[TASK INSTRUCTIONS]: Wherever "text" appears in a line, list that line.

[GIVEN DATA]:
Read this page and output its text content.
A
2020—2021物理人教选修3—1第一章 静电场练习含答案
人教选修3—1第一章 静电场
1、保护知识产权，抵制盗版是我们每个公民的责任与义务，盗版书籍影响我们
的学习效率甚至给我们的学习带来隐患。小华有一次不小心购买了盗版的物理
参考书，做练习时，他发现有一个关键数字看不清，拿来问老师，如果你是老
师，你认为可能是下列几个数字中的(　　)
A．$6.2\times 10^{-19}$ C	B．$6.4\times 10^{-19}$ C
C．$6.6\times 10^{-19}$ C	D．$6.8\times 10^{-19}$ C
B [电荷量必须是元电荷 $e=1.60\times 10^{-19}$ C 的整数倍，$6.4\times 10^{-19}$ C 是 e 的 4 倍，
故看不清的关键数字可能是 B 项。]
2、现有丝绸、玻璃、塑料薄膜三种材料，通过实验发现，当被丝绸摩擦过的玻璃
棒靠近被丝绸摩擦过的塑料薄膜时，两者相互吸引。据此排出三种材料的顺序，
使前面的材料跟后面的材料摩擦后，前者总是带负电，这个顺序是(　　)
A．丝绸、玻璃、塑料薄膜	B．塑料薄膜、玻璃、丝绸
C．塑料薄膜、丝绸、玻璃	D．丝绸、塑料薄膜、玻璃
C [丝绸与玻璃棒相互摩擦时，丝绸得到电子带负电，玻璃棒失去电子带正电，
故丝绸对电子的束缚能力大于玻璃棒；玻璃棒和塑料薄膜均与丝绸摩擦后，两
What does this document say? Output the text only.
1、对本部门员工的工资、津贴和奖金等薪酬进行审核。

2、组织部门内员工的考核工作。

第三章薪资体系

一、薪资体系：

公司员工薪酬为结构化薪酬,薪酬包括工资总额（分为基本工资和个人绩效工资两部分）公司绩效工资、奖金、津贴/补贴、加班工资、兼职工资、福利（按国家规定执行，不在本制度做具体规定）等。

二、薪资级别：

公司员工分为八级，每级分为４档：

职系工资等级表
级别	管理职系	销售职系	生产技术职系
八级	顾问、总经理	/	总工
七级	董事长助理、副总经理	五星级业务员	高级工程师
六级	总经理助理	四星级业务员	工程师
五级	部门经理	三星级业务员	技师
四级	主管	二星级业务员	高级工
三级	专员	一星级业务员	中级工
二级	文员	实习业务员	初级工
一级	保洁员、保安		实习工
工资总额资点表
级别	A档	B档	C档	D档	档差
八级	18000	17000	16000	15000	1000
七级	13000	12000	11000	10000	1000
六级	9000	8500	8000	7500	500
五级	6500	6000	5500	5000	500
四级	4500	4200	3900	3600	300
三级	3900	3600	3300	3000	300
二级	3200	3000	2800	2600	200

[WRITTEN SOLUTION]:
Read this page and output its text content.
What does this document say? Output the text only.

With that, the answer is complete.